## PROBLEM STATEMENT:
Extract each line of the data and write it out again exactly.

Extracted data entries
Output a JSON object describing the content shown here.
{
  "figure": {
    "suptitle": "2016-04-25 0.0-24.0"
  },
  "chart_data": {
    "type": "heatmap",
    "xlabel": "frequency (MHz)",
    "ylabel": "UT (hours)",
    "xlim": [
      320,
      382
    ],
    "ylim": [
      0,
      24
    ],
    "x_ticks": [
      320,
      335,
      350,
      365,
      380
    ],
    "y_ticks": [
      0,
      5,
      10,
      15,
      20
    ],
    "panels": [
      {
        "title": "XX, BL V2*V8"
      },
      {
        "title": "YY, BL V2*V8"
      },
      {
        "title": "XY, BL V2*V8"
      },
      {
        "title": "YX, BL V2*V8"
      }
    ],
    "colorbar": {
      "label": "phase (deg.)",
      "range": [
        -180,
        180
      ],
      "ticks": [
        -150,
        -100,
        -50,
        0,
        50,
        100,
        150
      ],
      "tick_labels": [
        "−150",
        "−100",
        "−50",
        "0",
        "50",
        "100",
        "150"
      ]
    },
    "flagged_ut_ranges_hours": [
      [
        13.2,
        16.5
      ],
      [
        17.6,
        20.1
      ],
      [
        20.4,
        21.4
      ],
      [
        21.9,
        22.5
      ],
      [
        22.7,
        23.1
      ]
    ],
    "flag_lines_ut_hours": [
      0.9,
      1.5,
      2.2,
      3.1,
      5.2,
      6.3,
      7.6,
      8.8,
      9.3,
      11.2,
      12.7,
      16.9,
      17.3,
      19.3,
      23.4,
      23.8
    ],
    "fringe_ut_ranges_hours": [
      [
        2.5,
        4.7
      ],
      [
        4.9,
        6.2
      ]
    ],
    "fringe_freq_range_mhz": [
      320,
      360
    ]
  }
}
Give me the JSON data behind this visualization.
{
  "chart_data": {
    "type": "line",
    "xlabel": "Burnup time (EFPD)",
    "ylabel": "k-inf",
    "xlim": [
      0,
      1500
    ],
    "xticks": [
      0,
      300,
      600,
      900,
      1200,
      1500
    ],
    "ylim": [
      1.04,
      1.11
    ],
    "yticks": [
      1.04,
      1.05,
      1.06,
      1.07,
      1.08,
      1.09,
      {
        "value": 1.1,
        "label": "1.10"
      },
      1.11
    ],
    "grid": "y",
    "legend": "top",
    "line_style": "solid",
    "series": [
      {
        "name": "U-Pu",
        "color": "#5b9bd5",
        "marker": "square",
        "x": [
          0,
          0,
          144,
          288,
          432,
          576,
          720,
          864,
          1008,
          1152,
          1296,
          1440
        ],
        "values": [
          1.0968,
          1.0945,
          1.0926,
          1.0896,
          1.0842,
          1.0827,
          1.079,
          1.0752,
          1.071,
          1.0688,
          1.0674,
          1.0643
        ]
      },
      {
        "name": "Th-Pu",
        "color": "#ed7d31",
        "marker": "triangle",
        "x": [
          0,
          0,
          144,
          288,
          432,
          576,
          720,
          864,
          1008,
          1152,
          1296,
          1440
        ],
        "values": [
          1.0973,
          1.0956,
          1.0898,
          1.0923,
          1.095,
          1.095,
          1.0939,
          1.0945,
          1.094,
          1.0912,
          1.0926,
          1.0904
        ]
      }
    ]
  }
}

## OUTPUT:
Output a JSON object describing the content shown here.
{
  "figure": {
    "suptitle": "2016-04-25 0.0-24.0"
  },
  "chart_data": {
    "type": "heatmap",
    "xlabel": "frequency (MHz)",
    "ylabel": "UT (hours)",
    "xlim": [
      320,
      382
    ],
    "ylim": [
      0,
      24
    ],
    "x_ticks": [
      320,
      335,
      350,
      365,
      380
    ],
    "y_ticks": [
      0,
      5,
      10,
      15,
      20
    ],
    "panels": [
      {
        "title": "XX, BL V2*V8"
      },
      {
        "title": "YY, BL V2*V8"
      },
      {
        "title": "XY, BL V2*V8"
      },
      {
        "title": "YX, BL V2*V8"
      }
    ],
    "colorbar": {
      "label": "phase (deg.)",
      "range": [
        -180,
        180
      ],
      "ticks": [
        -150,
        -100,
        -50,
        0,
        50,
        100,
        150
      ],
      "tick_labels": [
        "−150",
        "−100",
        "−50",
        "0",
        "50",
        "100",
        "150"
      ]
    },
    "flagged_ut_ranges_hours": [
      [
        13.2,
        16.5
      ],
      [
        17.6,
        20.1
      ],
      [
        20.4,
        21.4
      ],
      [
        21.9,
        22.5
      ],
      [
        22.7,
        23.1
      ]
    ],
    "flag_lines_ut_hours": [
      0.9,
      1.5,
      2.2,
      3.1,
      5.2,
      6.3,
      7.6,
      8.8,
      9.3,
      11.2,
      12.7,
      16.9,
      17.3,
      19.3,
      23.4,
      23.8
    ],
    "fringe_ut_ranges_hours": [
      [
        2.5,
        4.7
      ],
      [
        4.9,
        6.2
      ]
    ],
    "fringe_freq_range_mhz": [
      320,
      360
    ]
  }
}
Give me the JSON data behind this visualization.
{
  "chart_data": {
    "type": "line",
    "xlabel": "Burnup time (EFPD)",
    "ylabel": "k-inf",
    "xlim": [
      0,
      1500
    ],
    "xticks": [
      0,
      300,
      600,
      900,
      1200,
      1500
    ],
    "ylim": [
      1.04,
      1.11
    ],
    "yticks": [
      1.04,
      1.05,
      1.06,
      1.07,
      1.08,
      1.09,
      {
        "value": 1.1,
        "label": "1.10"
      },
      1.11
    ],
    "grid": "y",
    "legend": "top",
    "line_style": "solid",
    "series": [
      {
        "name": "U-Pu",
        "color": "#5b9bd5",
        "marker": "square",
        "x": [
          0,
          0,
          144,
          288,
          432,
          576,
          720,
          864,
          1008,
          1152,
          1296,
          1440
        ],
        "values": [
          1.0968,
          1.0945,
          1.0926,
          1.0896,
          1.0842,
          1.0827,
          1.079,
          1.0752,
          1.071,
          1.0688,
          1.0674,
          1.0643
        ]
      },
      {
        "name": "Th-Pu",
        "color": "#ed7d31",
        "marker": "triangle",
        "x": [
          0,
          0,
          144,
          288,
          432,
          576,
          720,
          864,
          1008,
          1152,
          1296,
          1440
        ],
        "values": [
          1.0973,
          1.0956,
          1.0898,
          1.0923,
          1.095,
          1.095,
          1.0939,
          1.0945,
          1.094,
          1.0912,
          1.0926,
          1.0904
        ]
      }
    ]
  }
}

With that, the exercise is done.